-- Begin Exercise materials --

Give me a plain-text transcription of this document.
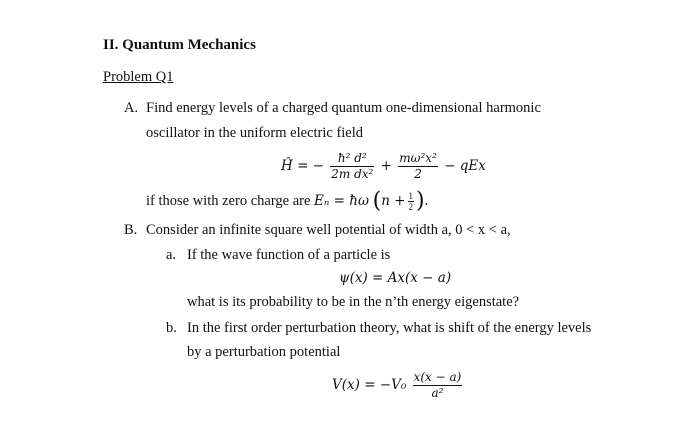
II. Quantum Mechanics
Problem Q1
A. Find energy levels of a charged quantum one-dimensional harmonic
oscillator in the uniform electric field
Ĥ = − $\frac{\text{ħ² d²}}{\text{2m dx²}} + \frac{\text{mω²x²}}{2}$ − qEx
if those with zero charge are Eₙ = ħω ($n + \frac{1}{2}$ ).
B. Consider an infinite square well potential of width a, 0 < x < a,
a. If the wave function of a particle is
ψ(x) = Ax(x − a)
what is its probability to be in the n’th energy eigenstate?
b. In the first order perturbation theory, what is shift of the energy levels
by a perturbation potential
$V(x) = -V_0 \frac{x(x - a)}{\text{a²}}$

-- End Exercise materials --

Pictures are to be left out; the records above must be repeated word for word.

* _Exercise response_
Give me a plain-text transcription of this document.
II. Quantum Mechanics
Problem Q1
A. Find energy levels of a charged quantum one-dimensional harmonic
oscillator in the uniform electric field
Ĥ = − $\frac{\text{ħ² d²}}{\text{2m dx²}} + \frac{\text{mω²x²}}{2}$ − qEx
if those with zero charge are Eₙ = ħω ($n + \frac{1}{2}$ ).
B. Consider an infinite square well potential of width a, 0 < x < a,
a. If the wave function of a particle is
ψ(x) = Ax(x − a)
what is its probability to be in the n’th energy eigenstate?
b. In the first order perturbation theory, what is shift of the energy levels
by a perturbation potential
$V(x) = -V_0 \frac{x(x - a)}{\text{a²}}$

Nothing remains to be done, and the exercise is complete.